PROBLEM STATEMENT –
Could you copy out the lines below from the line with "graphics-marker [604,184,607,190]" to the line with "collapse-chevron-icon[interactable] [583,466,595,478]", replacing "collapse-chevron-icon" with "chevron-toggle-icon" and leaving everything else as it is?

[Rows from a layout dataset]
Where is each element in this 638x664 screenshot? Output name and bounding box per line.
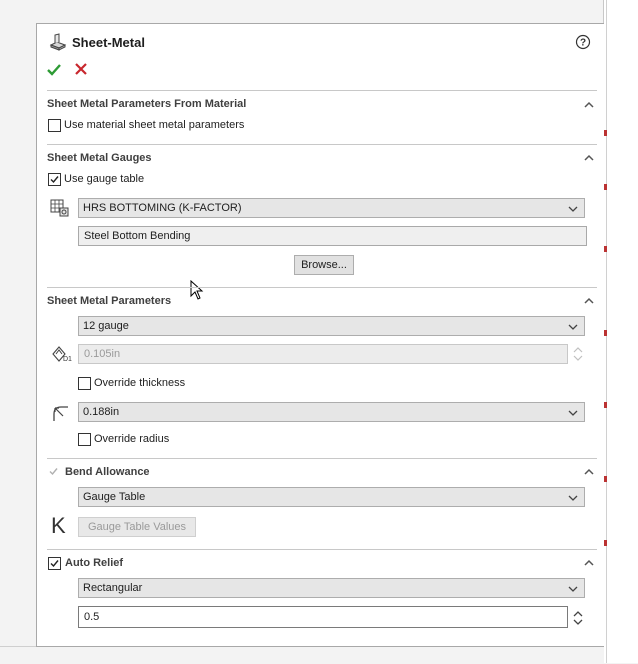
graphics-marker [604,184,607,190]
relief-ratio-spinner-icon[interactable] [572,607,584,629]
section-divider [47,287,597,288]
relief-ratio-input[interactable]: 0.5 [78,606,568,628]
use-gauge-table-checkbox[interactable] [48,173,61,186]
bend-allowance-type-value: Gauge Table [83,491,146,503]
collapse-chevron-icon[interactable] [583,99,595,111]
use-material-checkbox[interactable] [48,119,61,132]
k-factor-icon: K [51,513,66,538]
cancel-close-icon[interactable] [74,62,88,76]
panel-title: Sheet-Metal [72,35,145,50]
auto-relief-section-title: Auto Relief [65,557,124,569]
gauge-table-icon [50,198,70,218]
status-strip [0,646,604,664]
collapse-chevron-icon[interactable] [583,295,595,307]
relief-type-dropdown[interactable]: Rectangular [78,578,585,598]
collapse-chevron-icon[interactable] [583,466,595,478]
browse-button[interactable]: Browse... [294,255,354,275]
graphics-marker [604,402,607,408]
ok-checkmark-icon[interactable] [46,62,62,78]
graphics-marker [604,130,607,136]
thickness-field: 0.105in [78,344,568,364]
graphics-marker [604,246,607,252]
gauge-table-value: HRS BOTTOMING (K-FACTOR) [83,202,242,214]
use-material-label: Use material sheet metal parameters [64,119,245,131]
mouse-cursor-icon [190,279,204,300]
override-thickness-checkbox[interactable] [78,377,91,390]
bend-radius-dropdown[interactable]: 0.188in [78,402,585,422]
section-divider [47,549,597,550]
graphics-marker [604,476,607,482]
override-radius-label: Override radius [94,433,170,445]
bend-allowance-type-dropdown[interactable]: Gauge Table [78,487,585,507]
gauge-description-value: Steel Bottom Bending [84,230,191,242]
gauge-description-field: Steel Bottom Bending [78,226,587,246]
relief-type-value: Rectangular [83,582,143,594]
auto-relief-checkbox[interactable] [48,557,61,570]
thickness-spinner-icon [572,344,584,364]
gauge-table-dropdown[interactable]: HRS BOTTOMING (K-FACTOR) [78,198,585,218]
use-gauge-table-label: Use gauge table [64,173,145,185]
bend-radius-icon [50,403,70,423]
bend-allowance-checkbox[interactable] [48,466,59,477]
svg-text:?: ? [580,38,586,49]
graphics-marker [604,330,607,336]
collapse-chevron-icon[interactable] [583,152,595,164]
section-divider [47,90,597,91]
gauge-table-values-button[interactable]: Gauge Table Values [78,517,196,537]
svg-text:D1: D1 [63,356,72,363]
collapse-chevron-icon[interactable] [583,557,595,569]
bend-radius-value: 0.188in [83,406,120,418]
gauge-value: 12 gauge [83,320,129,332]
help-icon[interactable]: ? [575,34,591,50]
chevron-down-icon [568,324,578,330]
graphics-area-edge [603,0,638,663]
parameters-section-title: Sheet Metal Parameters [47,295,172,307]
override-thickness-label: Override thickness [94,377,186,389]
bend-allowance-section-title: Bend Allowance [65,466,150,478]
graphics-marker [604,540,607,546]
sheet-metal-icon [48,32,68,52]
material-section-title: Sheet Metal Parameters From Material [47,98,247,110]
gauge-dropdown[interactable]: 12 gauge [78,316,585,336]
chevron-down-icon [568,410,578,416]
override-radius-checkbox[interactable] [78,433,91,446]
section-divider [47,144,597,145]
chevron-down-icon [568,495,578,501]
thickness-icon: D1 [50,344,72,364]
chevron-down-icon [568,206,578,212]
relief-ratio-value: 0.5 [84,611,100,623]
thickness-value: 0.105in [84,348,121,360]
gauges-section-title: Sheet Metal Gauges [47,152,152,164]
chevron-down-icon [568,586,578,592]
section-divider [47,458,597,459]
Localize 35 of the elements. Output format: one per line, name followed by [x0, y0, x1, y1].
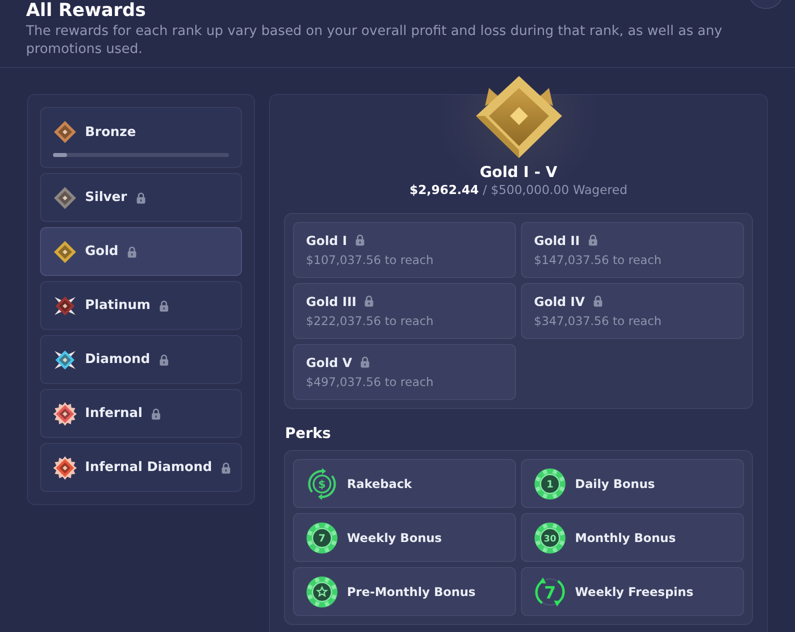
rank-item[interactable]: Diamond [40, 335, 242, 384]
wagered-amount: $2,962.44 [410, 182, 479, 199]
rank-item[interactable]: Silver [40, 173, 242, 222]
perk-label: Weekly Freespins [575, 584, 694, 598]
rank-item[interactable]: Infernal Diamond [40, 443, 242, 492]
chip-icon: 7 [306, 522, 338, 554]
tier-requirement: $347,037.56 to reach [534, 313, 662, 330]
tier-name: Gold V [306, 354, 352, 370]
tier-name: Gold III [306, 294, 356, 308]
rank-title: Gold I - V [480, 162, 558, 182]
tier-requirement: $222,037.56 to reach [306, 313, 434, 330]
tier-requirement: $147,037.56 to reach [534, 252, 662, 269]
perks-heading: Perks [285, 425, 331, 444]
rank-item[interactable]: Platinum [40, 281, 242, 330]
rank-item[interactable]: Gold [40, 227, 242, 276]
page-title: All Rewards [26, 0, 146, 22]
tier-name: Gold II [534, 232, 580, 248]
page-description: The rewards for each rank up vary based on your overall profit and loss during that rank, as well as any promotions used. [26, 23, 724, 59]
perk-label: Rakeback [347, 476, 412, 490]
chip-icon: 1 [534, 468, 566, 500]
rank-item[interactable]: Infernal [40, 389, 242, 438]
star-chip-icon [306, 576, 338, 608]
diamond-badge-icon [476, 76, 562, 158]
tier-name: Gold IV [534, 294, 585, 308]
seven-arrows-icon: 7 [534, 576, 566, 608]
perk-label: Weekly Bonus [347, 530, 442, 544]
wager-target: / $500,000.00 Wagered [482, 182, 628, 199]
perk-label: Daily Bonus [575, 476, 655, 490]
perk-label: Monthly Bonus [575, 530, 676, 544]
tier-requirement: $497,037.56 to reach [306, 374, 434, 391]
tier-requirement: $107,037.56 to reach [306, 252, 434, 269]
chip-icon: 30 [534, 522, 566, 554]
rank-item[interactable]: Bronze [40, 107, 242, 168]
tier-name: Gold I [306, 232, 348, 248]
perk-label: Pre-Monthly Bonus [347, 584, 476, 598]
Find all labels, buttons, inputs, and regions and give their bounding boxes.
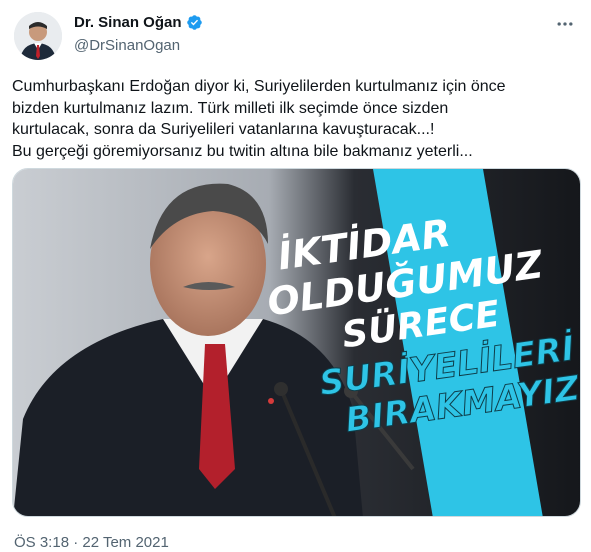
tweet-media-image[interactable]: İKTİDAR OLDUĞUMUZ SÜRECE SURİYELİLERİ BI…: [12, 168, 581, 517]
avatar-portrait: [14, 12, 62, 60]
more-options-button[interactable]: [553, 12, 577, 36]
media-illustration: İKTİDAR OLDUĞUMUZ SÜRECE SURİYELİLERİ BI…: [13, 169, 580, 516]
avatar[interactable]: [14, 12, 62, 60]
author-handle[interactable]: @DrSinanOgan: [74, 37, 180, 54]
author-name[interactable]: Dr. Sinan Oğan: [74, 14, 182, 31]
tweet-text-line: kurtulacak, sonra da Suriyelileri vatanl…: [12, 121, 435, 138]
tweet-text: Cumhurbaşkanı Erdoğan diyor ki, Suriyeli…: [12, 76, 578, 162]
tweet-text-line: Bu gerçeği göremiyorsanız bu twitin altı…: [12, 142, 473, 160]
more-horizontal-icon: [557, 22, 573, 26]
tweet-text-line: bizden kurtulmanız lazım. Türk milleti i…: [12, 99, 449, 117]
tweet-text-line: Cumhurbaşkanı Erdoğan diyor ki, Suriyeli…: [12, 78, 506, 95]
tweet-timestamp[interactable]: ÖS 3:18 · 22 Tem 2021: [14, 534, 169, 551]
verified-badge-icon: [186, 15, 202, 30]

TASK SOLUTION –
graphics-marker [604,184,607,190]
relief-ratio-spinner-icon[interactable] [572,607,584,629]
section-divider [47,287,597,288]
relief-ratio-input[interactable]: 0.5 [78,606,568,628]
use-gauge-table-checkbox[interactable] [48,173,61,186]
bend-allowance-type-value: Gauge Table [83,491,146,503]
chevron-toggle-icon[interactable] [583,99,595,111]
use-material-checkbox[interactable] [48,119,61,132]
k-factor-icon: K [51,513,66,538]
cancel-close-icon[interactable] [74,62,88,76]
panel-title: Sheet-Metal [72,35,145,50]
auto-relief-section-title: Auto Relief [65,557,124,569]
gauge-table-icon [50,198,70,218]
status-strip [0,646,604,664]
chevron-toggle-icon[interactable] [583,295,595,307]
relief-type-dropdown[interactable]: Rectangular [78,578,585,598]
chevron-toggle-icon[interactable] [583,466,595,478]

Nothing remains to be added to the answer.